Provided entries.
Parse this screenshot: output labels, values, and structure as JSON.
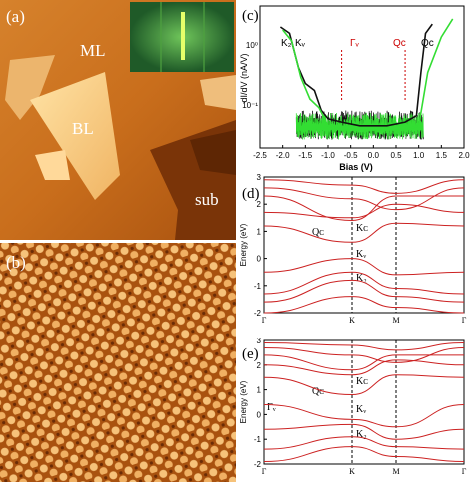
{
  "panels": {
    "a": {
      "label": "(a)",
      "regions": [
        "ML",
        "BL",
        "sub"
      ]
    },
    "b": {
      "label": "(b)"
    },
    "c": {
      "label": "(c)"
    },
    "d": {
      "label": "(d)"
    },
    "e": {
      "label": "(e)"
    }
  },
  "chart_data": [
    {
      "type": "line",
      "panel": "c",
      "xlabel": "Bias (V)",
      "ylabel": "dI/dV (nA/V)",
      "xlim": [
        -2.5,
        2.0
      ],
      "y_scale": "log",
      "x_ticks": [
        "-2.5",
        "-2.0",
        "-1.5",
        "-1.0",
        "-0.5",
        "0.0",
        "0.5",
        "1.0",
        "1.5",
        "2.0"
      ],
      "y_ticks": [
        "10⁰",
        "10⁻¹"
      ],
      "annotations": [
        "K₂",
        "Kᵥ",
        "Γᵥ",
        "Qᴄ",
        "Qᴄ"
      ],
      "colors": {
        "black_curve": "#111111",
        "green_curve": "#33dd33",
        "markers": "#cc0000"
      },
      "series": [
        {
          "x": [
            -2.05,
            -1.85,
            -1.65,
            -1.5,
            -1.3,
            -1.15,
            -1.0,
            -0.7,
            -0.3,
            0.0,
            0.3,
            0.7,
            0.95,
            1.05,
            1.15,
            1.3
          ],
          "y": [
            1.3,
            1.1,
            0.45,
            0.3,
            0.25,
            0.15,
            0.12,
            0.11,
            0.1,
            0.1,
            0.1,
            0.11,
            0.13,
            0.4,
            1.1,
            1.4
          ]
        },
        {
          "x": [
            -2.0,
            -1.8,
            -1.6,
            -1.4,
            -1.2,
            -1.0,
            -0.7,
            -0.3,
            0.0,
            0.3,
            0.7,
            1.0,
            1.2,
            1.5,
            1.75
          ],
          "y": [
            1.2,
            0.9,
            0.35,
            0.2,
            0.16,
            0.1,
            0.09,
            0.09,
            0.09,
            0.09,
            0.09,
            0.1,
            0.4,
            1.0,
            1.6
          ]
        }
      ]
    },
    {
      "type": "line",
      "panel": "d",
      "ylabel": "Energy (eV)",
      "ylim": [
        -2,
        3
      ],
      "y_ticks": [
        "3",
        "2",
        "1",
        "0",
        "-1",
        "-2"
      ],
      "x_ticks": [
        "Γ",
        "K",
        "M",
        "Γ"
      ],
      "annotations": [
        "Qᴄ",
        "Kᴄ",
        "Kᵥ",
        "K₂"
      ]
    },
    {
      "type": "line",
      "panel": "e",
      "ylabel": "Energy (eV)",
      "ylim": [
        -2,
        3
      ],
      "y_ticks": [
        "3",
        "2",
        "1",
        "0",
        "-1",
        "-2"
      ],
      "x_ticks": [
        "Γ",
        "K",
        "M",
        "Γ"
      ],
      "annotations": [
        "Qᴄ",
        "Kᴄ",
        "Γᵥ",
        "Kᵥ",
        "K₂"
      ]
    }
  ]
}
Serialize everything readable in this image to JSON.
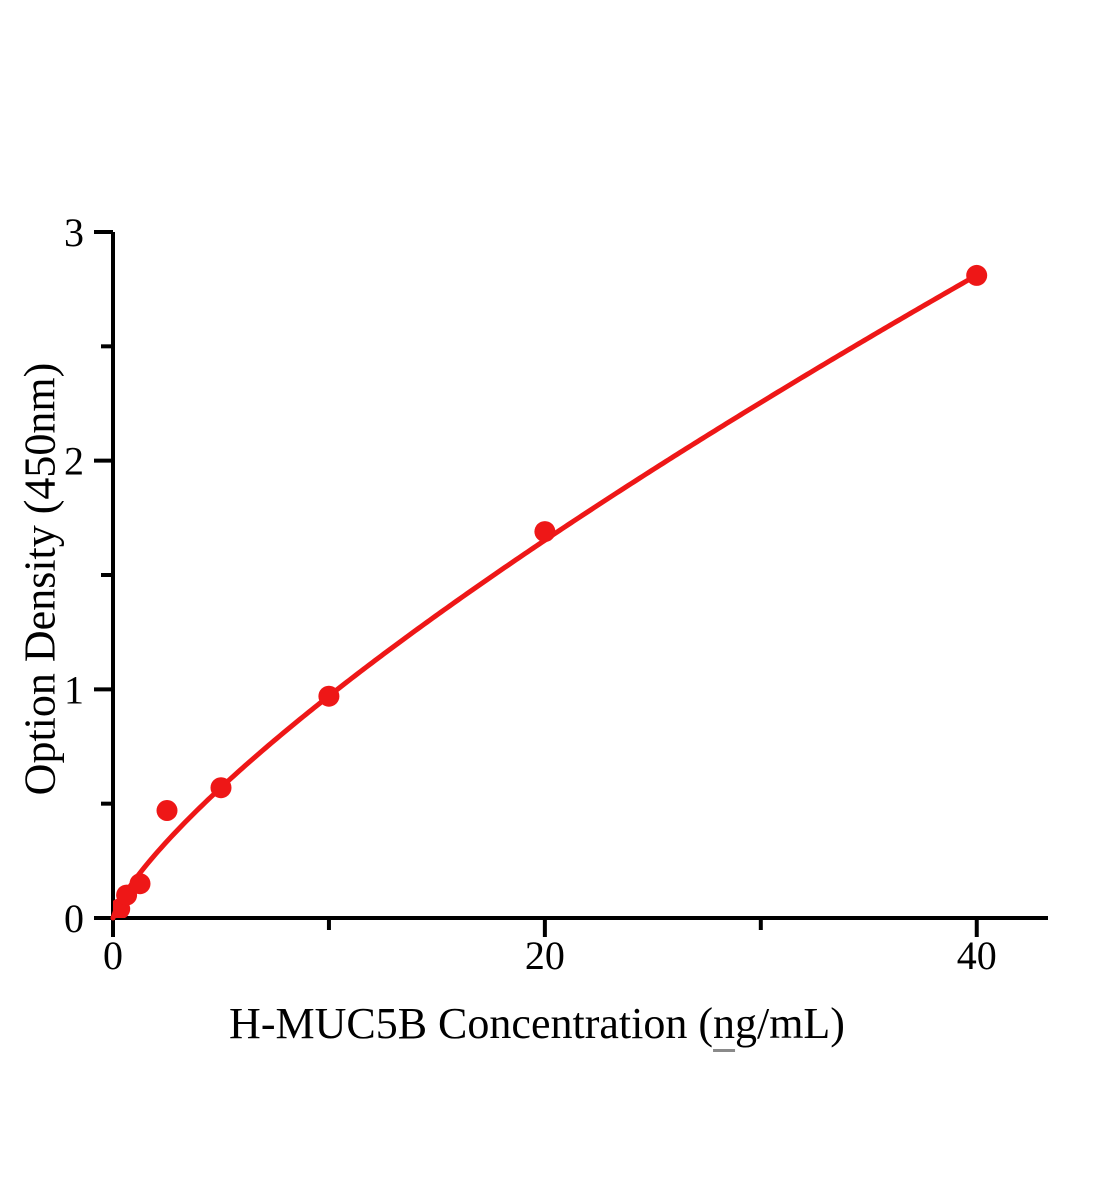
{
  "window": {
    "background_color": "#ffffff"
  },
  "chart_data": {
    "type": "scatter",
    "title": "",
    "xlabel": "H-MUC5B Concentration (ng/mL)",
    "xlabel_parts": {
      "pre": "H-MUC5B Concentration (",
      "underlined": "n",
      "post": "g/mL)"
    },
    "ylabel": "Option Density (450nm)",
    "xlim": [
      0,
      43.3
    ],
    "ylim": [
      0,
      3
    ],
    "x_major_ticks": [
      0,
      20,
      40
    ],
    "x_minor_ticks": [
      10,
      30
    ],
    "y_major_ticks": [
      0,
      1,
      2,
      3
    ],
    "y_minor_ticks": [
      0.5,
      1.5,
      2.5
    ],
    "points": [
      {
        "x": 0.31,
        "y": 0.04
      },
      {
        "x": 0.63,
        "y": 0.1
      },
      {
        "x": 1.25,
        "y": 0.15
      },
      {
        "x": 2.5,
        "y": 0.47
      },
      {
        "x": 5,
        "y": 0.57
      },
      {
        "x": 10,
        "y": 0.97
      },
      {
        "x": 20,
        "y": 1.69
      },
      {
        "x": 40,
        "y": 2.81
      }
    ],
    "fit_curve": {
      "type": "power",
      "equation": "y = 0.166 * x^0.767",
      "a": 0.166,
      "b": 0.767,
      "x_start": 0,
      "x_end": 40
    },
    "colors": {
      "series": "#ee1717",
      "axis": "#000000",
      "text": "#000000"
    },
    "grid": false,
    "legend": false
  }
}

Exercise. With the pictures omitted, reproduce the records in full and exactly.

Written solution.
Parse this screenshot: output labels, values, and structure as JSON.
{
  "panels": {
    "a": {
      "label": "(a)",
      "regions": [
        "ML",
        "BL",
        "sub"
      ]
    },
    "b": {
      "label": "(b)"
    },
    "c": {
      "label": "(c)"
    },
    "d": {
      "label": "(d)"
    },
    "e": {
      "label": "(e)"
    }
  },
  "chart_data": [
    {
      "type": "line",
      "panel": "c",
      "xlabel": "Bias (V)",
      "ylabel": "dI/dV (nA/V)",
      "xlim": [
        -2.5,
        2.0
      ],
      "y_scale": "log",
      "x_ticks": [
        "-2.5",
        "-2.0",
        "-1.5",
        "-1.0",
        "-0.5",
        "0.0",
        "0.5",
        "1.0",
        "1.5",
        "2.0"
      ],
      "y_ticks": [
        "10⁰",
        "10⁻¹"
      ],
      "annotations": [
        "K₂",
        "Kᵥ",
        "Γᵥ",
        "Qᴄ",
        "Qᴄ"
      ],
      "colors": {
        "black_curve": "#111111",
        "green_curve": "#33dd33",
        "markers": "#cc0000"
      },
      "series": [
        {
          "x": [
            -2.05,
            -1.85,
            -1.65,
            -1.5,
            -1.3,
            -1.15,
            -1.0,
            -0.7,
            -0.3,
            0.0,
            0.3,
            0.7,
            0.95,
            1.05,
            1.15,
            1.3
          ],
          "y": [
            1.3,
            1.1,
            0.45,
            0.3,
            0.25,
            0.15,
            0.12,
            0.11,
            0.1,
            0.1,
            0.1,
            0.11,
            0.13,
            0.4,
            1.1,
            1.4
          ]
        },
        {
          "x": [
            -2.0,
            -1.8,
            -1.6,
            -1.4,
            -1.2,
            -1.0,
            -0.7,
            -0.3,
            0.0,
            0.3,
            0.7,
            1.0,
            1.2,
            1.5,
            1.75
          ],
          "y": [
            1.2,
            0.9,
            0.35,
            0.2,
            0.16,
            0.1,
            0.09,
            0.09,
            0.09,
            0.09,
            0.09,
            0.1,
            0.4,
            1.0,
            1.6
          ]
        }
      ]
    },
    {
      "type": "line",
      "panel": "d",
      "ylabel": "Energy (eV)",
      "ylim": [
        -2,
        3
      ],
      "y_ticks": [
        "3",
        "2",
        "1",
        "0",
        "-1",
        "-2"
      ],
      "x_ticks": [
        "Γ",
        "K",
        "M",
        "Γ"
      ],
      "annotations": [
        "Qᴄ",
        "Kᴄ",
        "Kᵥ",
        "K₂"
      ]
    },
    {
      "type": "line",
      "panel": "e",
      "ylabel": "Energy (eV)",
      "ylim": [
        -2,
        3
      ],
      "y_ticks": [
        "3",
        "2",
        "1",
        "0",
        "-1",
        "-2"
      ],
      "x_ticks": [
        "Γ",
        "K",
        "M",
        "Γ"
      ],
      "annotations": [
        "Qᴄ",
        "Kᴄ",
        "Γᵥ",
        "Kᵥ",
        "K₂"
      ]
    }
  ]
}
Serialize everything readable in this image to JSON.
{
  "window": {
    "background_color": "#ffffff"
  },
  "chart_data": {
    "type": "scatter",
    "title": "",
    "xlabel": "H-MUC5B Concentration (ng/mL)",
    "xlabel_parts": {
      "pre": "H-MUC5B Concentration (",
      "underlined": "n",
      "post": "g/mL)"
    },
    "ylabel": "Option Density (450nm)",
    "xlim": [
      0,
      43.3
    ],
    "ylim": [
      0,
      3
    ],
    "x_major_ticks": [
      0,
      20,
      40
    ],
    "x_minor_ticks": [
      10,
      30
    ],
    "y_major_ticks": [
      0,
      1,
      2,
      3
    ],
    "y_minor_ticks": [
      0.5,
      1.5,
      2.5
    ],
    "points": [
      {
        "x": 0.31,
        "y": 0.04
      },
      {
        "x": 0.63,
        "y": 0.1
      },
      {
        "x": 1.25,
        "y": 0.15
      },
      {
        "x": 2.5,
        "y": 0.47
      },
      {
        "x": 5,
        "y": 0.57
      },
      {
        "x": 10,
        "y": 0.97
      },
      {
        "x": 20,
        "y": 1.69
      },
      {
        "x": 40,
        "y": 2.81
      }
    ],
    "fit_curve": {
      "type": "power",
      "equation": "y = 0.166 * x^0.767",
      "a": 0.166,
      "b": 0.767,
      "x_start": 0,
      "x_end": 40
    },
    "colors": {
      "series": "#ee1717",
      "axis": "#000000",
      "text": "#000000"
    },
    "grid": false,
    "legend": false
  }
}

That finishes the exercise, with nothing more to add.